▶ _Task objective_
Look for the word "JSON" in the entries below, then copy every line that has it.

▶ _Supplied records_
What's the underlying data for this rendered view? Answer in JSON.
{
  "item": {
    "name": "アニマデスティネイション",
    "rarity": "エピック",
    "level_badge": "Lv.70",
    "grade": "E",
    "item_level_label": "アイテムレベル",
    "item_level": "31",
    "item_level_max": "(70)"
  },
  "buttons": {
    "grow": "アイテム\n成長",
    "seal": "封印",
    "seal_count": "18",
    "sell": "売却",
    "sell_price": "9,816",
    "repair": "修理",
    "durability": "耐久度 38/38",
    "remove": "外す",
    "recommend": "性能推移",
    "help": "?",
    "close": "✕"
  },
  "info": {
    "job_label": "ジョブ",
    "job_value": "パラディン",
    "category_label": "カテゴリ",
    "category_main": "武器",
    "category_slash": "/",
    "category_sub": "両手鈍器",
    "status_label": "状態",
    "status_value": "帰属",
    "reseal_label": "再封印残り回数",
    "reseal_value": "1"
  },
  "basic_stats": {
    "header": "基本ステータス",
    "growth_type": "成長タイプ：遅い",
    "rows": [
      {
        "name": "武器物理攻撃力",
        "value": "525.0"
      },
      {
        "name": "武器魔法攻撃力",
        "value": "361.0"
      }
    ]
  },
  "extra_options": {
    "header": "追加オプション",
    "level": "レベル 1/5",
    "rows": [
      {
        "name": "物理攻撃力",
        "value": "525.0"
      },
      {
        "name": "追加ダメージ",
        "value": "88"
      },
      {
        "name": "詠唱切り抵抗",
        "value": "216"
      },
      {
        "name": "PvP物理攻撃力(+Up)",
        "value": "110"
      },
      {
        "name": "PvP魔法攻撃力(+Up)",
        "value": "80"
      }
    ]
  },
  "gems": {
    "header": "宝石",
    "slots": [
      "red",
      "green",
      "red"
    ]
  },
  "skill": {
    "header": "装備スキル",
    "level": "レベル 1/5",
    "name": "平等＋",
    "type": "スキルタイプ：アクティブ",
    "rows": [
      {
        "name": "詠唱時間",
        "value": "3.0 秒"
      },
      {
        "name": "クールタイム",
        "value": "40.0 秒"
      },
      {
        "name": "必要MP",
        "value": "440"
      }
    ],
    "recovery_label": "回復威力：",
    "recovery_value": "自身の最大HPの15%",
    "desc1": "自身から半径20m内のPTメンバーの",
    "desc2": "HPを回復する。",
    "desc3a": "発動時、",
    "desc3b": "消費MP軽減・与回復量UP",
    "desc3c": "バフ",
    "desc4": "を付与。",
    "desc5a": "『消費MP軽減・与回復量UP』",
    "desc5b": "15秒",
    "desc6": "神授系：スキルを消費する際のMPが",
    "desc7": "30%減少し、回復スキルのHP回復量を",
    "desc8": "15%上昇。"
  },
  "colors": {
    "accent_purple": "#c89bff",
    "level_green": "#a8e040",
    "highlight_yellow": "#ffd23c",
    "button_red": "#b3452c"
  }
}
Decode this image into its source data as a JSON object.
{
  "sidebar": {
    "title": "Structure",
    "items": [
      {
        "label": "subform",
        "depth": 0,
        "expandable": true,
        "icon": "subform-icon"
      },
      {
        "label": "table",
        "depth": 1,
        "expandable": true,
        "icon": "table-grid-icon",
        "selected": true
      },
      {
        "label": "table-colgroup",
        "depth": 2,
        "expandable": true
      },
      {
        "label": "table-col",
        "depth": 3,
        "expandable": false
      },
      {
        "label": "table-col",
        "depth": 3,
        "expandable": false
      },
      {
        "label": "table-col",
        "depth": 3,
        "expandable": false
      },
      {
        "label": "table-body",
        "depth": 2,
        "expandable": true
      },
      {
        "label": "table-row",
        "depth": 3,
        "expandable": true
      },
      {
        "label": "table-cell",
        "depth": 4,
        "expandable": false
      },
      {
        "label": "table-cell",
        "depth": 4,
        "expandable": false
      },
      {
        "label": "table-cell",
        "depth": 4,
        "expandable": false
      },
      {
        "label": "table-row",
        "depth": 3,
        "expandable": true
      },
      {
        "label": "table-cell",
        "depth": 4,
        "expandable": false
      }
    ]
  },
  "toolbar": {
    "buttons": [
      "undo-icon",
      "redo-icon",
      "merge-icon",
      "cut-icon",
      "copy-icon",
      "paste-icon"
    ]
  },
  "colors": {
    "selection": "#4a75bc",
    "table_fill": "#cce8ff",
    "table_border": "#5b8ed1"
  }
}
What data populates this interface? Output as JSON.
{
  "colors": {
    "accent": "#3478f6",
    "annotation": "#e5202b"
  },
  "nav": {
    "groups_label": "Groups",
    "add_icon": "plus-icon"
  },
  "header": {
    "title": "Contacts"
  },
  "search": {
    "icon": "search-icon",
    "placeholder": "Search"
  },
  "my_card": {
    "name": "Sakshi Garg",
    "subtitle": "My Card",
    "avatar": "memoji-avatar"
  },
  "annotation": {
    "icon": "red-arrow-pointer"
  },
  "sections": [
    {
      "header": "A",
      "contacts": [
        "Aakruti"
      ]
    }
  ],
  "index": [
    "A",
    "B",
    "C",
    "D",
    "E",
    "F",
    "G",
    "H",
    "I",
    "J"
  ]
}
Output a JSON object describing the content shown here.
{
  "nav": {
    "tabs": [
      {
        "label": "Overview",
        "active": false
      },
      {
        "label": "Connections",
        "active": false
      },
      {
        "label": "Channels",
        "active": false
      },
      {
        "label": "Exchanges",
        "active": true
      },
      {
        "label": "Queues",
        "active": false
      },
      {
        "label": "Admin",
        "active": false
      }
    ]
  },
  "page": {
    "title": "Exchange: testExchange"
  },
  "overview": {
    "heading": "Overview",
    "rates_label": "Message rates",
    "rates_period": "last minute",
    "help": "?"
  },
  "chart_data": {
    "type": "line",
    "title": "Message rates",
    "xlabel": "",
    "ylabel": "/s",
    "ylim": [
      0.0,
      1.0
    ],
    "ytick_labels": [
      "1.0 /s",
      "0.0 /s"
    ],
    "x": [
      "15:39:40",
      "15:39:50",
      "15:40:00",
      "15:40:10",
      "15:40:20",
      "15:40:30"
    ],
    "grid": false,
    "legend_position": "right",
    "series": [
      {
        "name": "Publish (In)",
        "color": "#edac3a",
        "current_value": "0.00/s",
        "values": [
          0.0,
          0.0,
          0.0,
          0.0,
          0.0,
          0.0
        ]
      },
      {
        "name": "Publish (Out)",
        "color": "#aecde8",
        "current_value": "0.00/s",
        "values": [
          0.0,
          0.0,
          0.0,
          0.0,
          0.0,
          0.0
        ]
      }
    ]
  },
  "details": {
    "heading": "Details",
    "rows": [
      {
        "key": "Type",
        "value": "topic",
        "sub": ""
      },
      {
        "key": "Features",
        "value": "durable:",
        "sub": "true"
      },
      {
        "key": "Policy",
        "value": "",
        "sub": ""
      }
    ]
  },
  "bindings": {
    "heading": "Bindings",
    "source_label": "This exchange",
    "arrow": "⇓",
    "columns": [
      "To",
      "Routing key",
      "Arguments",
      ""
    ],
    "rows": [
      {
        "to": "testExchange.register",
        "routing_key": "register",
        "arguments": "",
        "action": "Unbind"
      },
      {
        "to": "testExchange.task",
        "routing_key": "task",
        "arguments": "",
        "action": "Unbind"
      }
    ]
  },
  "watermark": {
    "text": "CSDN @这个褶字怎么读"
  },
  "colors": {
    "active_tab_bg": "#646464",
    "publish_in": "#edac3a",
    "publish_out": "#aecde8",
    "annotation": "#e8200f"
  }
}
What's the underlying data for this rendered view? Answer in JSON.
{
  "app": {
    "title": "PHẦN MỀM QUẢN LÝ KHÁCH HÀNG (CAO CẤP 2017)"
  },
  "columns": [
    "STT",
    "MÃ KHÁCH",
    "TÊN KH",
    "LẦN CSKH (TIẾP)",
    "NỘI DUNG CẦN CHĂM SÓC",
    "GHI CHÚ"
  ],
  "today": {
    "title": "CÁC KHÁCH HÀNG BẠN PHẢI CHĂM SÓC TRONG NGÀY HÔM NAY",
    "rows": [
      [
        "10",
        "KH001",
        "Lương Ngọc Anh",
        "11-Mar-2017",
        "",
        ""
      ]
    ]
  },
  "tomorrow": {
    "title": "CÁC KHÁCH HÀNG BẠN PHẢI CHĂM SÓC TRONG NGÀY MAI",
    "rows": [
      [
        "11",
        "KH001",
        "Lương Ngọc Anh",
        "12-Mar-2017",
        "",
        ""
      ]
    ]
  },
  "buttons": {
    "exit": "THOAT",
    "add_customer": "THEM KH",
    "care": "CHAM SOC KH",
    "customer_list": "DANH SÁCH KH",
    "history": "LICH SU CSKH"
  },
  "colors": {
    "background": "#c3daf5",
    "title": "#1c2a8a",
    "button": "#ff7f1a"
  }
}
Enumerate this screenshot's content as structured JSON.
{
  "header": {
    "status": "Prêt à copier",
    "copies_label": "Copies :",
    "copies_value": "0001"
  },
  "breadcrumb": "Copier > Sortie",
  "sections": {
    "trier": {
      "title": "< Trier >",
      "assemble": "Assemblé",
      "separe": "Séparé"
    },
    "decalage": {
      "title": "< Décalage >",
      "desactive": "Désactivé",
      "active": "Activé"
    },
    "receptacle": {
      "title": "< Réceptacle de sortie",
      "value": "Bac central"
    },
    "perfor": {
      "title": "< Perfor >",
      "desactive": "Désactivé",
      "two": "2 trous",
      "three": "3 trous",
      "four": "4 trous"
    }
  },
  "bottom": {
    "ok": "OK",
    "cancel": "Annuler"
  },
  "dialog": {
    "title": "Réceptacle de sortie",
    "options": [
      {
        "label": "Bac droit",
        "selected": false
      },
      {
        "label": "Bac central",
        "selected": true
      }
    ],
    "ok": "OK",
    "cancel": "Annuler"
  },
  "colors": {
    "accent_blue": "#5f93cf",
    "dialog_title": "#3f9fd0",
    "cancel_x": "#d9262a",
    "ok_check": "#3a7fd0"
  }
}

▶ _Response to this task_
What's the underlying data for this rendered view? Answer in JSON.
Decode this image into its source data as a JSON object.
What data populates this interface? Output as JSON.
Output a JSON object describing the content shown here.
What's the underlying data for this rendered view? Answer in JSON.
Enumerate this screenshot's content as structured JSON.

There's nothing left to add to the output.